> Aim of the task
Return all lines from the listing below in which the string "Carne" occurs.

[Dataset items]

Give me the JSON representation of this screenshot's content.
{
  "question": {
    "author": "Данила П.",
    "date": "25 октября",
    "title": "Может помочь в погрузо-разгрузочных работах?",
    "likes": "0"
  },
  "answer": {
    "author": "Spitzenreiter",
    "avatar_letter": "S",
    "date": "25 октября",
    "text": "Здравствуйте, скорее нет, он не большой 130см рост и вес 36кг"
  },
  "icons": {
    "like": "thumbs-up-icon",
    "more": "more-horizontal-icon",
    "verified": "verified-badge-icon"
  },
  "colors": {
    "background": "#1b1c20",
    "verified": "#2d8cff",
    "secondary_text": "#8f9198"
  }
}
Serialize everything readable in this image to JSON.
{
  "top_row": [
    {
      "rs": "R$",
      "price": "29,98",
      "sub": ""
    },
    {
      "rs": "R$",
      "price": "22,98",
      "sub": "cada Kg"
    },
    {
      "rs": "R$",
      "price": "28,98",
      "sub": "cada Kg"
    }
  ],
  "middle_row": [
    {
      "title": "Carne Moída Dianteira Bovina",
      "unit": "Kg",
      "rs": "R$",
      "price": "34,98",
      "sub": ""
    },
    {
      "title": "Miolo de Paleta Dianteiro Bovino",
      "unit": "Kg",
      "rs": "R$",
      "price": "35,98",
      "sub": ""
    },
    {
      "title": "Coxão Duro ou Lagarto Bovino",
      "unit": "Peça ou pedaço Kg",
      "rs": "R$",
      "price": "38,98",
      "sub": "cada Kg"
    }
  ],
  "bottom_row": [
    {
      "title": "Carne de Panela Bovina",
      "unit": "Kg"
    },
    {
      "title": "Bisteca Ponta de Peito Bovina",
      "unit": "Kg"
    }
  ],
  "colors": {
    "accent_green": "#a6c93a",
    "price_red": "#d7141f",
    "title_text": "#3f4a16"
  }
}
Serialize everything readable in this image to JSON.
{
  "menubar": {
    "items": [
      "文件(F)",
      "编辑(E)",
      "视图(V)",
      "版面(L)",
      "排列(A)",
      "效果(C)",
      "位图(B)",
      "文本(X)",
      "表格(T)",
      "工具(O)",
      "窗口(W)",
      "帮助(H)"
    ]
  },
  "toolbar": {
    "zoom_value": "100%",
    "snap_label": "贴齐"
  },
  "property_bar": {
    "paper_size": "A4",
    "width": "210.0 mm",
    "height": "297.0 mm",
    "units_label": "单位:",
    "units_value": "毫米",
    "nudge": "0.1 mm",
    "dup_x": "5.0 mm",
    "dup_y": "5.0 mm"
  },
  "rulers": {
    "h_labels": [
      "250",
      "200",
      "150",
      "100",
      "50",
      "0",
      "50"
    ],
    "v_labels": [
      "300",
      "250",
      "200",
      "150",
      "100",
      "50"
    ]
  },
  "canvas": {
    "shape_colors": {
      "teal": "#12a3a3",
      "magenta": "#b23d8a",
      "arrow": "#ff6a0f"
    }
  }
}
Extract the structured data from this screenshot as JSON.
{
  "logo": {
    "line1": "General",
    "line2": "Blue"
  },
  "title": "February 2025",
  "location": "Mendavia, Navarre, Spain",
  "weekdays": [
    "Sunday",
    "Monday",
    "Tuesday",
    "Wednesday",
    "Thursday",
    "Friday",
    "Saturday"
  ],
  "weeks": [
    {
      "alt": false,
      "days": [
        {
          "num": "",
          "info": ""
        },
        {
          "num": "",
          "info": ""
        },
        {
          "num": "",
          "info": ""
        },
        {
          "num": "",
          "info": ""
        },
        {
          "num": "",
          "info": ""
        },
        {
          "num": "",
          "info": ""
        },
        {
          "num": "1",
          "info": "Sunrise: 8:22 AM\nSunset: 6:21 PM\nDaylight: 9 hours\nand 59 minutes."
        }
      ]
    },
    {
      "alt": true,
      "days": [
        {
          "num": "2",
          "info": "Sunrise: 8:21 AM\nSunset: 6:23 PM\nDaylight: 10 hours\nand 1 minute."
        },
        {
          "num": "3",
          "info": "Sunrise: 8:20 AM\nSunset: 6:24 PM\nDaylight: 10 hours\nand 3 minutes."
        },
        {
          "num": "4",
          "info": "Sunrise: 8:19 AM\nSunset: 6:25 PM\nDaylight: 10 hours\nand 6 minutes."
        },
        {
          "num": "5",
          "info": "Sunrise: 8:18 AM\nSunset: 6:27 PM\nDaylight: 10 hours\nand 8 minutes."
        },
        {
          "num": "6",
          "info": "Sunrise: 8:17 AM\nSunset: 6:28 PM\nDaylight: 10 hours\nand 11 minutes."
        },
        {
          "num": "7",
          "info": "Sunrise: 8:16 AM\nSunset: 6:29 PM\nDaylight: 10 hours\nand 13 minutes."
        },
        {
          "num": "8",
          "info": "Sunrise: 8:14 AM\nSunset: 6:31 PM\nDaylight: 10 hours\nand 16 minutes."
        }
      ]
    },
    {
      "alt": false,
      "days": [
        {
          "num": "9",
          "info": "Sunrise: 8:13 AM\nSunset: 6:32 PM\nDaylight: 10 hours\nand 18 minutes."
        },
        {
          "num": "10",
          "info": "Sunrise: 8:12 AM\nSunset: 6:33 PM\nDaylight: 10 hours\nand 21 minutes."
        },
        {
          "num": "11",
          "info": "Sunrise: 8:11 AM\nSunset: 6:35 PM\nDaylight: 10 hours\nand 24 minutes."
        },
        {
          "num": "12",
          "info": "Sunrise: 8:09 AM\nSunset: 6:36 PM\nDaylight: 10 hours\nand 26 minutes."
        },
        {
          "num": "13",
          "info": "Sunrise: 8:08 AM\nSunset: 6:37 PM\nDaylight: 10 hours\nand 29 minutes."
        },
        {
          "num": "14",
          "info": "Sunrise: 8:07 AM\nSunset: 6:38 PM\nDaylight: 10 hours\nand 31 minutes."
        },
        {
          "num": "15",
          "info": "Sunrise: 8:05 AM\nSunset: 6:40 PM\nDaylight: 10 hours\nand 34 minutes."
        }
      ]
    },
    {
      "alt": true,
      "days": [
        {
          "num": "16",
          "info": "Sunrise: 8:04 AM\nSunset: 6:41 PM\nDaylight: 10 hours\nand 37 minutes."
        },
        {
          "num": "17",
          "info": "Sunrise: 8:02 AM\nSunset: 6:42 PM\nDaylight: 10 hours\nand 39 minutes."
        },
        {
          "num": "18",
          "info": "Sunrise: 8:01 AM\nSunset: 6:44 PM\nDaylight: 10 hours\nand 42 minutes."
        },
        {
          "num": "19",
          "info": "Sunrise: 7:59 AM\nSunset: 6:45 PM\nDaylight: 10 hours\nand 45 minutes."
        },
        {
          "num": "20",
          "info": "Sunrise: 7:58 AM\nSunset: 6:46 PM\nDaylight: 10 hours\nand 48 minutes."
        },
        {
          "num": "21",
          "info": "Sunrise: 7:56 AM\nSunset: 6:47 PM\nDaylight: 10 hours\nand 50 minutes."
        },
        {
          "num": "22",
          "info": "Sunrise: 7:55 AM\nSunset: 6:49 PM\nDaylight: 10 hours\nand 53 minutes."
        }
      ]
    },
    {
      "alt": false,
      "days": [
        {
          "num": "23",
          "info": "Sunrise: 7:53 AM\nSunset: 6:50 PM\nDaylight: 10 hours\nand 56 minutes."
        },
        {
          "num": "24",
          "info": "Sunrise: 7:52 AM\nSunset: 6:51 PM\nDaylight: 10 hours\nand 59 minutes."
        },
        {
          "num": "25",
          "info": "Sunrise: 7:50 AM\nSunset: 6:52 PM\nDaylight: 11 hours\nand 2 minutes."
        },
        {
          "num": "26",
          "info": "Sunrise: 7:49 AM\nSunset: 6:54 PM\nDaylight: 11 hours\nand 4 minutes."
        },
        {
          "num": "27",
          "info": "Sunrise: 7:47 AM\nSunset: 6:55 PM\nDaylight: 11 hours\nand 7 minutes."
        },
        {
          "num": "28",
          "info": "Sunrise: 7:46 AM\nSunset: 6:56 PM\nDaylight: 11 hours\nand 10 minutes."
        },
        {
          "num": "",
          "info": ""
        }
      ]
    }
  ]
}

> In response
      "title": "Carne Moída Dianteira Bovina",
      "title": "Carne de Panela Bovina",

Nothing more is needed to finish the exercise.